*ITEMS*:
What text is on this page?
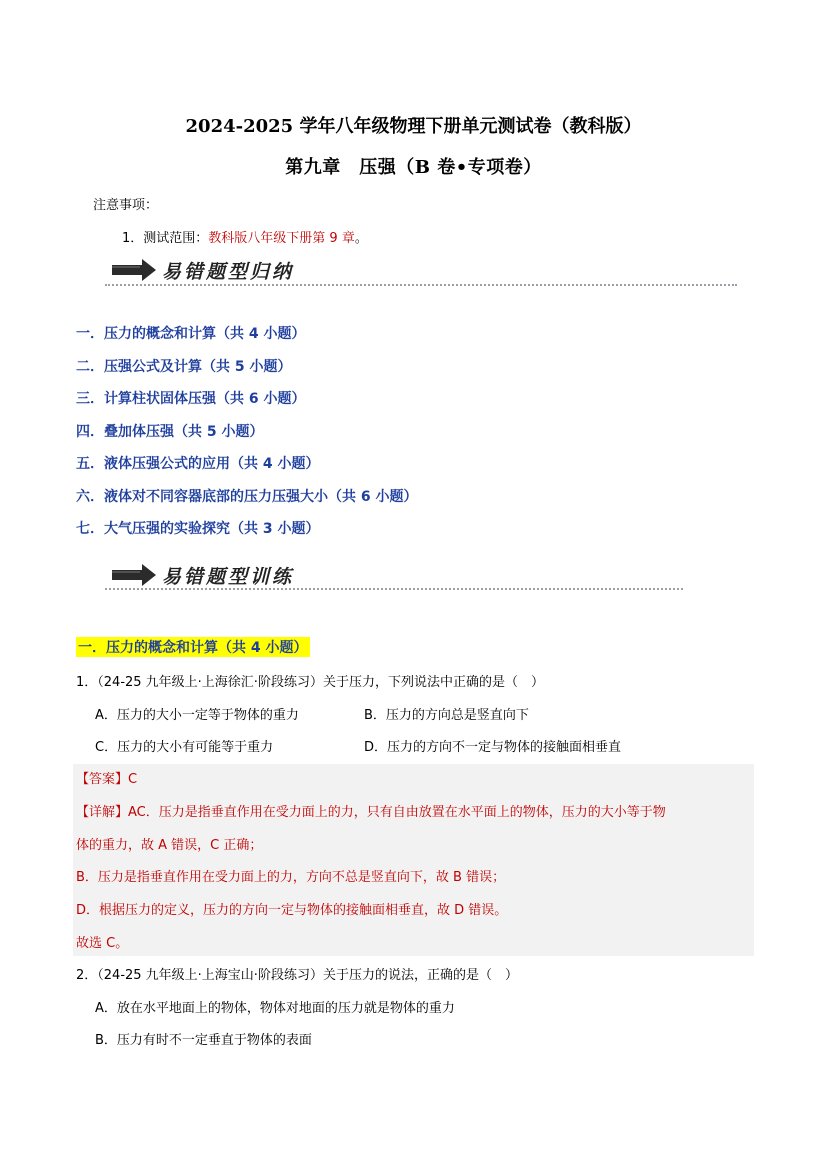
2024-2025 学年八年级物理下册单元测试卷（教科版）
第九章　压强（B 卷•专项卷）
注意事项：
1．测试范围：教科版八年级下册第 9 章。
易错题型归纳
一．压力的概念和计算（共 4 小题）
二．压强公式及计算（共 5 小题）
三．计算柱状固体压强（共 6 小题）
四．叠加体压强（共 5 小题）
五．液体压强公式的应用（共 4 小题）
六．液体对不同容器底部的压力压强大小（共 6 小题）
七．大气压强的实验探究（共 3 小题）
易错题型训练
一．压力的概念和计算（共 4 小题）
1．（24-25 九年级上·上海徐汇·阶段练习）关于压力，下列说法中正确的是（　）
A．压力的大小一定等于物体的重力	B．压力的方向总是竖直向下
C．压力的大小有可能等于重力	D．压力的方向不一定与物体的接触面相垂直
【答案】C
【详解】AC．压力是指垂直作用在受力面上的力，只有自由放置在水平面上的物体，压力的大小等于物
体的重力，故 A 错误，C 正确；
B．压力是指垂直作用在受力面上的力，方向不总是竖直向下，故 B 错误；
D．根据压力的定义，压力的方向一定与物体的接触面相垂直，故 D 错误。
故选 C。
2．（24-25 九年级上·上海宝山·阶段练习）关于压力的说法，正确的是（　）
A．放在水平地面上的物体，物体对地面的压力就是物体的重力
B．压力有时不一定垂直于物体的表面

*SHORT EXERCISE*: Copy out every line from the data above that has "压力是指垂直作用在受力面上的力" in it.

*RESPONSE*:
【详解】AC．压力是指垂直作用在受力面上的力，只有自由放置在水平面上的物体，压力的大小等于物
B．压力是指垂直作用在受力面上的力，方向不总是竖直向下，故 B 错误；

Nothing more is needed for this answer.